Reply with one number only: the count of lines below that contain the word "Advanced".
— begin —
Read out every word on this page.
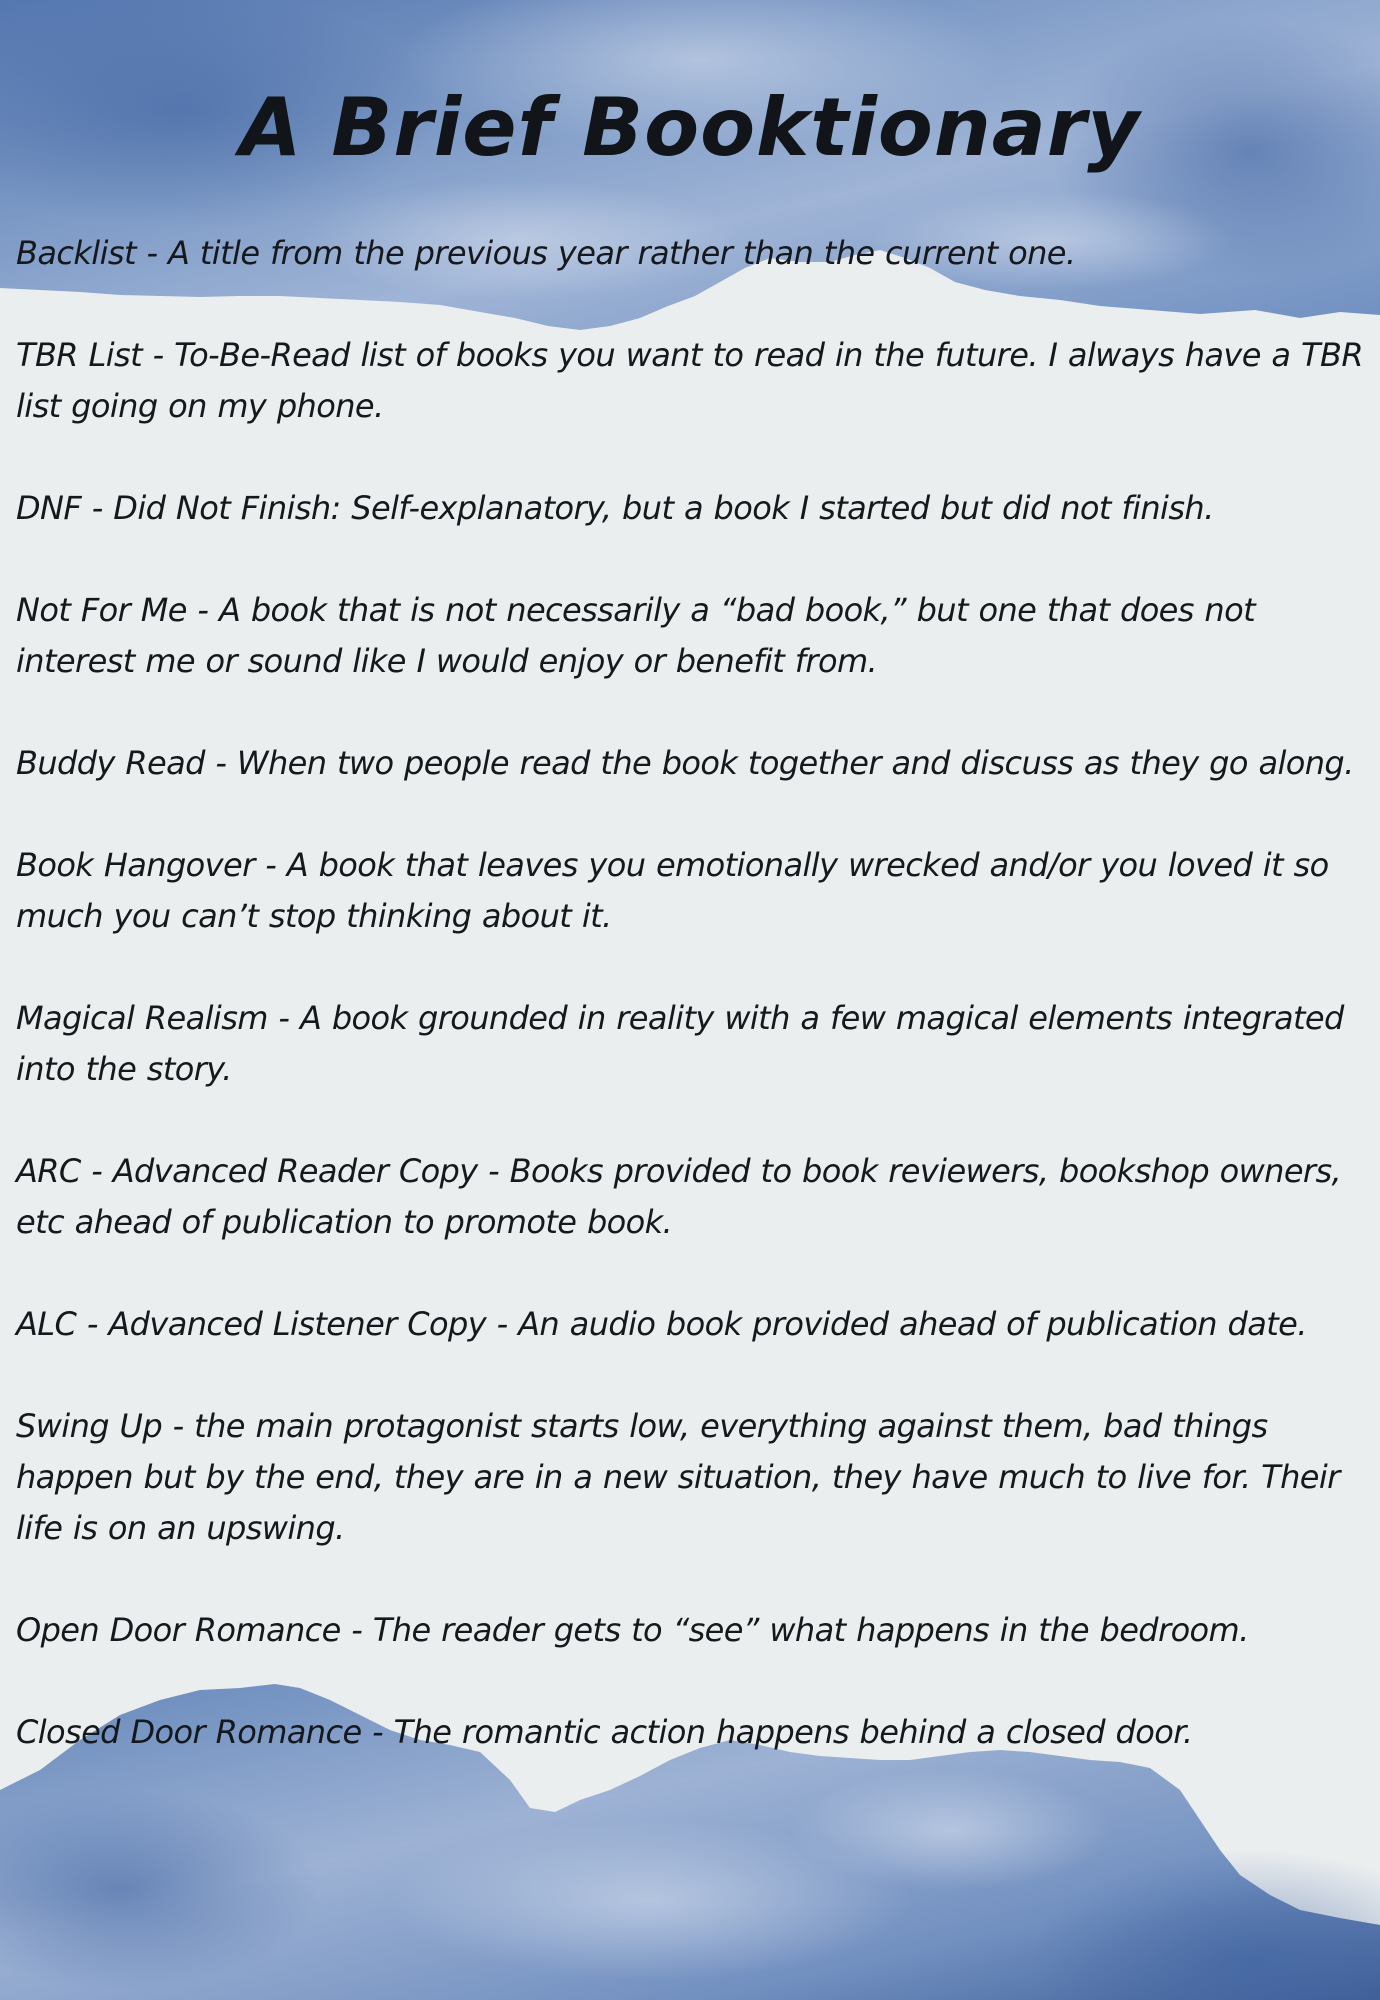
A Brief Booktionary
Backlist - A title from the previous year rather than the current one.
TBR List - To-Be-Read list of books you want to read in the future. I always have a TBR list going on my phone.
DNF - Did Not Finish: Self-explanatory, but a book I started but did not finish.
Not For Me - A book that is not necessarily a “bad book,” but one that does not interest me or sound like I would enjoy or benefit from.
Buddy Read - When two people read the book together and discuss as they go along.
Book Hangover - A book that leaves you emotionally wrecked and/or you loved it so much you can’t stop thinking about it.
Magical Realism - A book grounded in reality with a few magical elements integrated into the story.
ARC - Advanced Reader Copy - Books provided to book reviewers, bookshop owners, etc ahead of publication to promote book.
ALC - Advanced Listener Copy - An audio book provided ahead of publication date.
Swing Up - the main protagonist starts low, everything against them, bad things happen but by the end, they are in a new situation, they have much to live for. Their life is on an upswing.
Open Door Romance - The reader gets to “see” what happens in the bedroom.
Closed Door Romance - The romantic action happens behind a closed door.
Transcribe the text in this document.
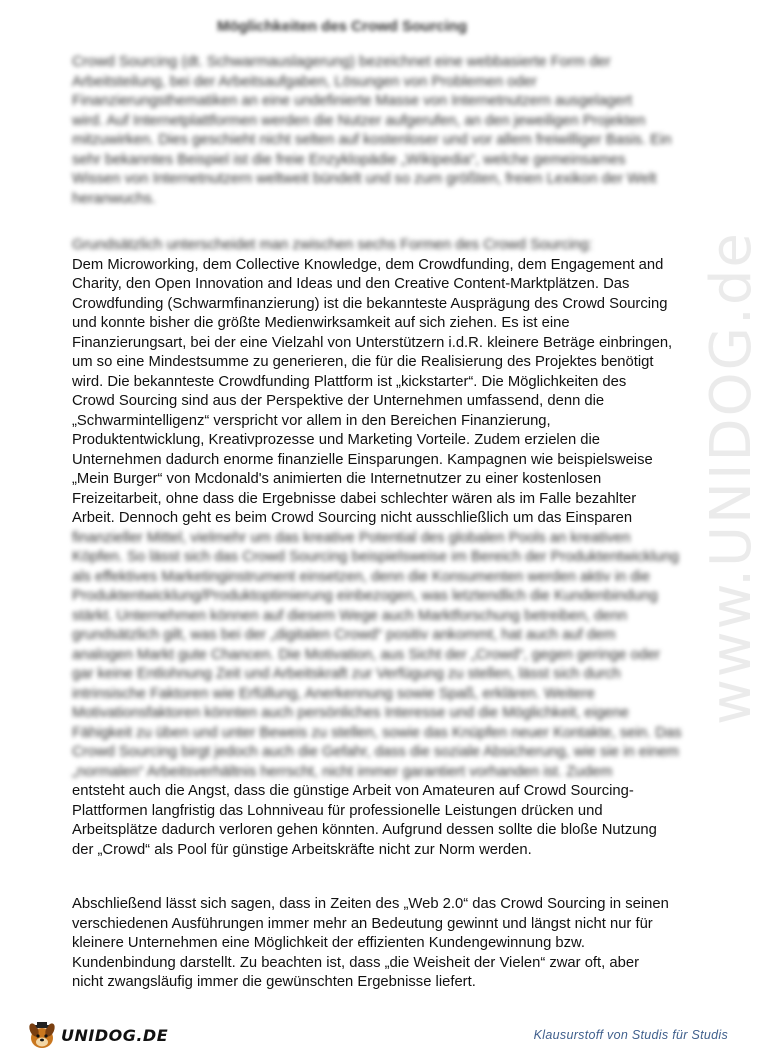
www.UNIDOG.de
Möglichkeiten des Crowd Sourcing
Crowd Sourcing (dt. Schwarmauslagerung) bezeichnet eine webbasierte Form der
Arbeitsteilung, bei der Arbeitsaufgaben, Lösungen von Problemen oder
Finanzierungsthematiken an eine undefinierte Masse von Internetnutzern ausgelagert
wird. Auf Internetplattformen werden die Nutzer aufgerufen, an den jeweiligen Projekten
mitzuwirken. Dies geschieht nicht selten auf kostenloser und vor allem freiwilliger Basis. Ein
sehr bekanntes Beispiel ist die freie Enzyklopädie „Wikipedia“, welche gemeinsames
Wissen von Internetnutzern weltweit bündelt und so zum größten, freien Lexikon der Welt
heranwuchs.
Grundsätzlich unterscheidet man zwischen sechs Formen des Crowd Sourcing:
Dem Microworking, dem Collective Knowledge, dem Crowdfunding, dem Engagement and
Charity, den Open Innovation and Ideas und den Creative Content-Marktplätzen. Das
Crowdfunding (Schwarmfinanzierung) ist die bekannteste Ausprägung des Crowd Sourcing
und konnte bisher die größte Medienwirksamkeit auf sich ziehen. Es ist eine
Finanzierungsart, bei der eine Vielzahl von Unterstützern i.d.R. kleinere Beträge einbringen,
um so eine Mindestsumme zu generieren, die für die Realisierung des Projektes benötigt
wird. Die bekannteste Crowdfunding Plattform ist „kickstarter“. Die Möglichkeiten des
Crowd Sourcing sind aus der Perspektive der Unternehmen umfassend, denn die
„Schwarmintelligenz“ verspricht vor allem in den Bereichen Finanzierung,
Produktentwicklung, Kreativprozesse und Marketing Vorteile. Zudem erzielen die
Unternehmen dadurch enorme finanzielle Einsparungen. Kampagnen wie beispielsweise
„Mein Burger“ von Mcdonald's animierten die Internetnutzer zu einer kostenlosen
Freizeitarbeit, ohne dass die Ergebnisse dabei schlechter wären als im Falle bezahlter
Arbeit. Dennoch geht es beim Crowd Sourcing nicht ausschließlich um das Einsparen
finanzieller Mittel, vielmehr um das kreative Potential des globalen Pools an kreativen
Köpfen. So lässt sich das Crowd Sourcing beispielsweise im Bereich der Produktentwicklung
als effektives Marketinginstrument einsetzen, denn die Konsumenten werden aktiv in die
Produktentwicklung/Produktoptimierung einbezogen, was letztendlich die Kundenbindung
stärkt. Unternehmen können auf diesem Wege auch Marktforschung betreiben, denn
grundsätzlich gilt, was bei der „digitalen Crowd“ positiv ankommt, hat auch auf dem
analogen Markt gute Chancen. Die Motivation, aus Sicht der „Crowd“, gegen geringe oder
gar keine Entlohnung Zeit und Arbeitskraft zur Verfügung zu stellen, lässt sich durch
intrinsische Faktoren wie Erfüllung, Anerkennung sowie Spaß, erklären. Weitere
Motivationsfaktoren könnten auch persönliches Interesse und die Möglichkeit, eigene
Fähigkeit zu üben und unter Beweis zu stellen, sowie das Knüpfen neuer Kontakte, sein. Das
Crowd Sourcing birgt jedoch auch die Gefahr, dass die soziale Absicherung, wie sie in einem
„normalen“ Arbeitsverhältnis herrscht, nicht immer garantiert vorhanden ist. Zudem
entsteht auch die Angst, dass die günstige Arbeit von Amateuren auf Crowd Sourcing-
Plattformen langfristig das Lohnniveau für professionelle Leistungen drücken und
Arbeitsplätze dadurch verloren gehen könnten. Aufgrund dessen sollte die bloße Nutzung
der „Crowd“ als Pool für günstige Arbeitskräfte nicht zur Norm werden.
Abschließend lässt sich sagen, dass in Zeiten des „Web 2.0“ das Crowd Sourcing in seinen
verschiedenen Ausführungen immer mehr an Bedeutung gewinnt und längst nicht nur für
kleinere Unternehmen eine Möglichkeit der effizienten Kundengewinnung bzw.
Kundenbindung darstellt. Zu beachten ist, dass „die Weisheit der Vielen“ zwar oft, aber
nicht zwangsläufig immer die gewünschten Ergebnisse liefert.
UNIDOG.DE	Klausurstoff von Studis für Studis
— end —
* **Right answer**
2